To be done: Look for "Излучающая" in each line of the entries, and return the matching lines.

Records provided:
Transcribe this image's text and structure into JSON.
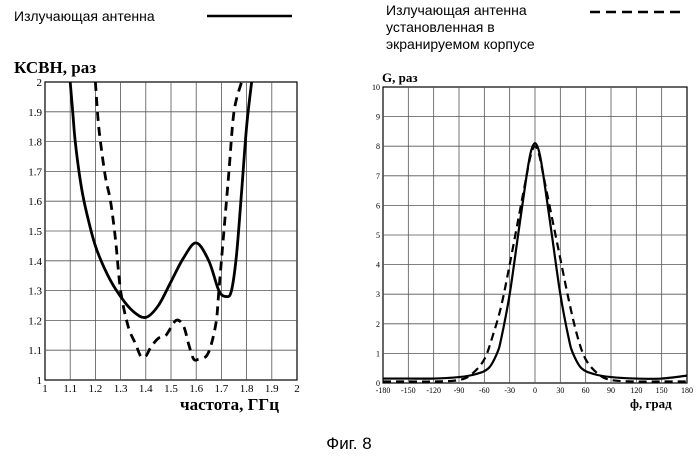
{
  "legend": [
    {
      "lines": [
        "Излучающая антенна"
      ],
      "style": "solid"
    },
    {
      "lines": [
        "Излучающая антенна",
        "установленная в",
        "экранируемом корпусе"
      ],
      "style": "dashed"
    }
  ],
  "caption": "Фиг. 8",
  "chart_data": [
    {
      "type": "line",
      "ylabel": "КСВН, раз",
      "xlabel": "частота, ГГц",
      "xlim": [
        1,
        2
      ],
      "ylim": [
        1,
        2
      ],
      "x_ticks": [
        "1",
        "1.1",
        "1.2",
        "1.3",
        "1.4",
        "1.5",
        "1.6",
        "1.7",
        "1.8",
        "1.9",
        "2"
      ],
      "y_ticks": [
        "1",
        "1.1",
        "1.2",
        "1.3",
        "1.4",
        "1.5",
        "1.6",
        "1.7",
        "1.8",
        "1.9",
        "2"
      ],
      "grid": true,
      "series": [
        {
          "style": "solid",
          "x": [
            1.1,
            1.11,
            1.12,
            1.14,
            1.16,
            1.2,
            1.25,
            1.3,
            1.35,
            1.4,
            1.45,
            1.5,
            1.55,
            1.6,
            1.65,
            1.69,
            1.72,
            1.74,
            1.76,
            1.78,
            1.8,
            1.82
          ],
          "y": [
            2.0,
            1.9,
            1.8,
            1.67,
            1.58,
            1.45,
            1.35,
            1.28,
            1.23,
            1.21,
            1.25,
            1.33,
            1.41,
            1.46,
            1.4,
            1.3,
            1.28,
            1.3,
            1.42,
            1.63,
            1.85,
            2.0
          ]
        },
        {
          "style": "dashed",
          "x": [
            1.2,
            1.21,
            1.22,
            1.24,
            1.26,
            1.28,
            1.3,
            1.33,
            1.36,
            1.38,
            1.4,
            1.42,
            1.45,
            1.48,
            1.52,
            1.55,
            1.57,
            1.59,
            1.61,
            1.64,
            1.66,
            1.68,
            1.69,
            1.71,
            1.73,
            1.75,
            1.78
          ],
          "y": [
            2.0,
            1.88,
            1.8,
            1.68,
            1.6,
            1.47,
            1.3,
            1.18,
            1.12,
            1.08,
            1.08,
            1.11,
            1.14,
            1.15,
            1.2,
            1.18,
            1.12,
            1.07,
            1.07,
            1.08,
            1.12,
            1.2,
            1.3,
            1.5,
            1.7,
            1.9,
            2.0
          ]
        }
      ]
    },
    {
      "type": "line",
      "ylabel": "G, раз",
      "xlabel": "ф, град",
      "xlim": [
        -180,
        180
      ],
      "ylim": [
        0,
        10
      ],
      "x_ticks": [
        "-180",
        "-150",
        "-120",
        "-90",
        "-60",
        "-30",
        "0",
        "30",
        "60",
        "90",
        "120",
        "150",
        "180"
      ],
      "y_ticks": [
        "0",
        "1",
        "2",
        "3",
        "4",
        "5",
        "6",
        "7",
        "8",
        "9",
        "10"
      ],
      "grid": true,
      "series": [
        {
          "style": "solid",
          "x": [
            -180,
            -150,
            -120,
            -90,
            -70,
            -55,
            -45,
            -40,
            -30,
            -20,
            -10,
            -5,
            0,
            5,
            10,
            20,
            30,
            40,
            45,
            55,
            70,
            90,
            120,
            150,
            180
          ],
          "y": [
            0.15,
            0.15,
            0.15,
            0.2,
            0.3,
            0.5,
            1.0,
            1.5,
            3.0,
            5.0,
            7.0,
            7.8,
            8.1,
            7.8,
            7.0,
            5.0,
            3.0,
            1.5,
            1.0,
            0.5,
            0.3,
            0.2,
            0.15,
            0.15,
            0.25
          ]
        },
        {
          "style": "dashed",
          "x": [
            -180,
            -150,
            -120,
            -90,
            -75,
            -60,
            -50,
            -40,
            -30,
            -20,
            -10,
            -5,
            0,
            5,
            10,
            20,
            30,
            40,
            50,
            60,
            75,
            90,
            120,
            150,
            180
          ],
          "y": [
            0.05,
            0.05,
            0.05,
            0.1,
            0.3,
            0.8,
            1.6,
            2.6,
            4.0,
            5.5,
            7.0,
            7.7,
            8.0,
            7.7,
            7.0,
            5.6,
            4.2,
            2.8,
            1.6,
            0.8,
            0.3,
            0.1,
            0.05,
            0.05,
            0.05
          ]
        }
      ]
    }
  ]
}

Solution to the problem:
        "Излучающая антенна"
        "Излучающая антенна",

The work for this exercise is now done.